Dataset records
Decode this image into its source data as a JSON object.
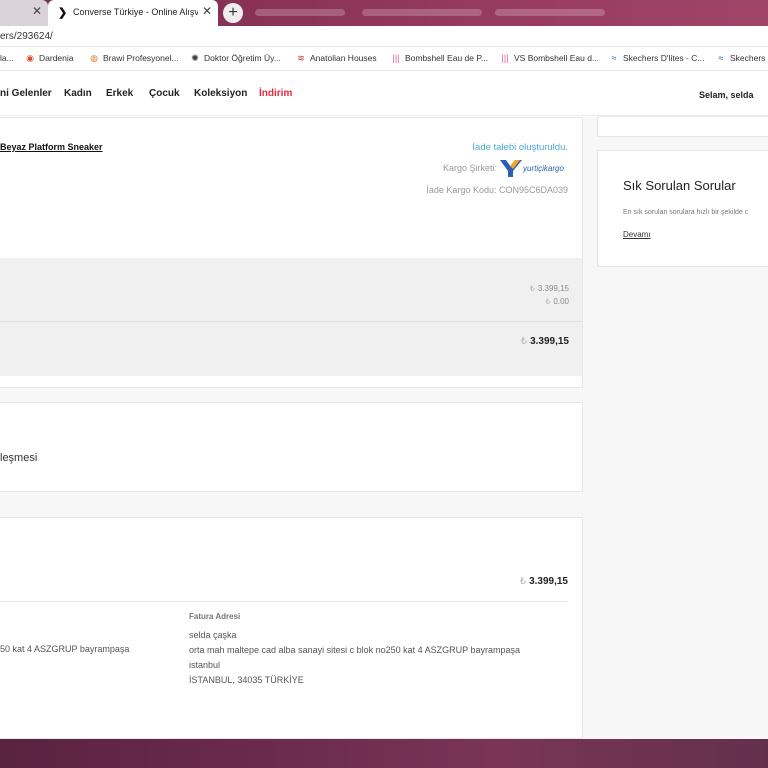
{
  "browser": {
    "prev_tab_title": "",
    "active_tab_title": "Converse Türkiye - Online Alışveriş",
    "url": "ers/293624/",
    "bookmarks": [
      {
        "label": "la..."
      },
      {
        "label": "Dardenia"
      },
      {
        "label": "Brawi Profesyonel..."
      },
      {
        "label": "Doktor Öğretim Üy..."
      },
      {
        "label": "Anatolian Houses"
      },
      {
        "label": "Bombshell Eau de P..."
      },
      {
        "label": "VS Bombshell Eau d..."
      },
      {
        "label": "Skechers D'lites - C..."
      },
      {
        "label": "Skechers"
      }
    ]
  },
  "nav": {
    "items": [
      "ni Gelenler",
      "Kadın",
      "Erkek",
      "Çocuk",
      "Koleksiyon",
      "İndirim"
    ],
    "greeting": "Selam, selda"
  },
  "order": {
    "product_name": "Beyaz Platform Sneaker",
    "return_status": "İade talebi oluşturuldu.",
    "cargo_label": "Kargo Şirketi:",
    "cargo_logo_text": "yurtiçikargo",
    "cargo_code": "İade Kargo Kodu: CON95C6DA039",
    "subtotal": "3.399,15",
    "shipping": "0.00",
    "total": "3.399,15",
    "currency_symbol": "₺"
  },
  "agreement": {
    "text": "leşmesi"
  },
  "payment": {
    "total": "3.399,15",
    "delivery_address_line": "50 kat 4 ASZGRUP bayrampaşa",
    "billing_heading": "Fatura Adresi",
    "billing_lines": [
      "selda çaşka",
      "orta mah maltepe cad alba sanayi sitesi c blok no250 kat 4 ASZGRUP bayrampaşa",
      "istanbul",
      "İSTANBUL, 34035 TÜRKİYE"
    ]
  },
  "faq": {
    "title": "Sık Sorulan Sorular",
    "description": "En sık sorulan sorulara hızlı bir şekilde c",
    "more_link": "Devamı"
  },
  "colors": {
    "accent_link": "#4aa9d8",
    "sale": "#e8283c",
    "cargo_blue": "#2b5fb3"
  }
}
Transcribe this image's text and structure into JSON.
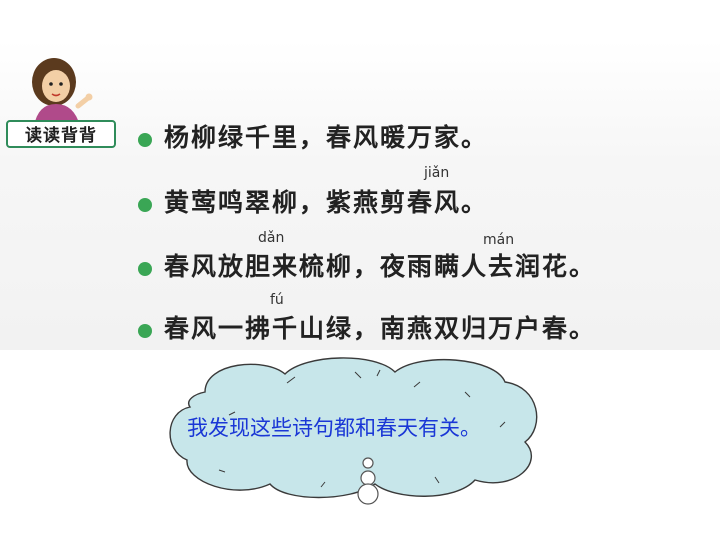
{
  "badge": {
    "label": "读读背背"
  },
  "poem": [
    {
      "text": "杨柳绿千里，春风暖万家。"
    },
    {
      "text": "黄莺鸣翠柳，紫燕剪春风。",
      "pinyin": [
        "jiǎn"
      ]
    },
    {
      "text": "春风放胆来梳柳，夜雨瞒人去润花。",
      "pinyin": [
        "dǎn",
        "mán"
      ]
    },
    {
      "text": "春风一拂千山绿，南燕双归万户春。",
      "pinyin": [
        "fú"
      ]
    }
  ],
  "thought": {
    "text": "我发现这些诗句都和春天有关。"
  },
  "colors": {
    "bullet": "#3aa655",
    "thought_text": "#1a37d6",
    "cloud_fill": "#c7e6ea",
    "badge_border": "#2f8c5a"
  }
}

» Aim of the exercise
Write out the listing above again, exactly, but with no pictures in the copy.

» Output for this task
Decode this image into its source data as a JSON object.
{
  "browser": {
    "prev_tab_title": "",
    "active_tab_title": "Converse Türkiye - Online Alışveriş",
    "url": "ers/293624/",
    "bookmarks": [
      {
        "label": "la..."
      },
      {
        "label": "Dardenia"
      },
      {
        "label": "Brawi Profesyonel..."
      },
      {
        "label": "Doktor Öğretim Üy..."
      },
      {
        "label": "Anatolian Houses"
      },
      {
        "label": "Bombshell Eau de P..."
      },
      {
        "label": "VS Bombshell Eau d..."
      },
      {
        "label": "Skechers D'lites - C..."
      },
      {
        "label": "Skechers"
      }
    ]
  },
  "nav": {
    "items": [
      "ni Gelenler",
      "Kadın",
      "Erkek",
      "Çocuk",
      "Koleksiyon",
      "İndirim"
    ],
    "greeting": "Selam, selda"
  },
  "order": {
    "product_name": "Beyaz Platform Sneaker",
    "return_status": "İade talebi oluşturuldu.",
    "cargo_label": "Kargo Şirketi:",
    "cargo_logo_text": "yurtiçikargo",
    "cargo_code": "İade Kargo Kodu: CON95C6DA039",
    "subtotal": "3.399,15",
    "shipping": "0.00",
    "total": "3.399,15",
    "currency_symbol": "₺"
  },
  "agreement": {
    "text": "leşmesi"
  },
  "payment": {
    "total": "3.399,15",
    "delivery_address_line": "50 kat 4 ASZGRUP bayrampaşa",
    "billing_heading": "Fatura Adresi",
    "billing_lines": [
      "selda çaşka",
      "orta mah maltepe cad alba sanayi sitesi c blok no250 kat 4 ASZGRUP bayrampaşa",
      "istanbul",
      "İSTANBUL, 34035 TÜRKİYE"
    ]
  },
  "faq": {
    "title": "Sık Sorulan Sorular",
    "description": "En sık sorulan sorulara hızlı bir şekilde c",
    "more_link": "Devamı"
  },
  "colors": {
    "accent_link": "#4aa9d8",
    "sale": "#e8283c",
    "cargo_blue": "#2b5fb3"
  }
}
Transcribe this image's text and structure into JSON.
{
  "badge": {
    "label": "读读背背"
  },
  "poem": [
    {
      "text": "杨柳绿千里，春风暖万家。"
    },
    {
      "text": "黄莺鸣翠柳，紫燕剪春风。",
      "pinyin": [
        "jiǎn"
      ]
    },
    {
      "text": "春风放胆来梳柳，夜雨瞒人去润花。",
      "pinyin": [
        "dǎn",
        "mán"
      ]
    },
    {
      "text": "春风一拂千山绿，南燕双归万户春。",
      "pinyin": [
        "fú"
      ]
    }
  ],
  "thought": {
    "text": "我发现这些诗句都和春天有关。"
  },
  "colors": {
    "bullet": "#3aa655",
    "thought_text": "#1a37d6",
    "cloud_fill": "#c7e6ea",
    "badge_border": "#2f8c5a"
  }
}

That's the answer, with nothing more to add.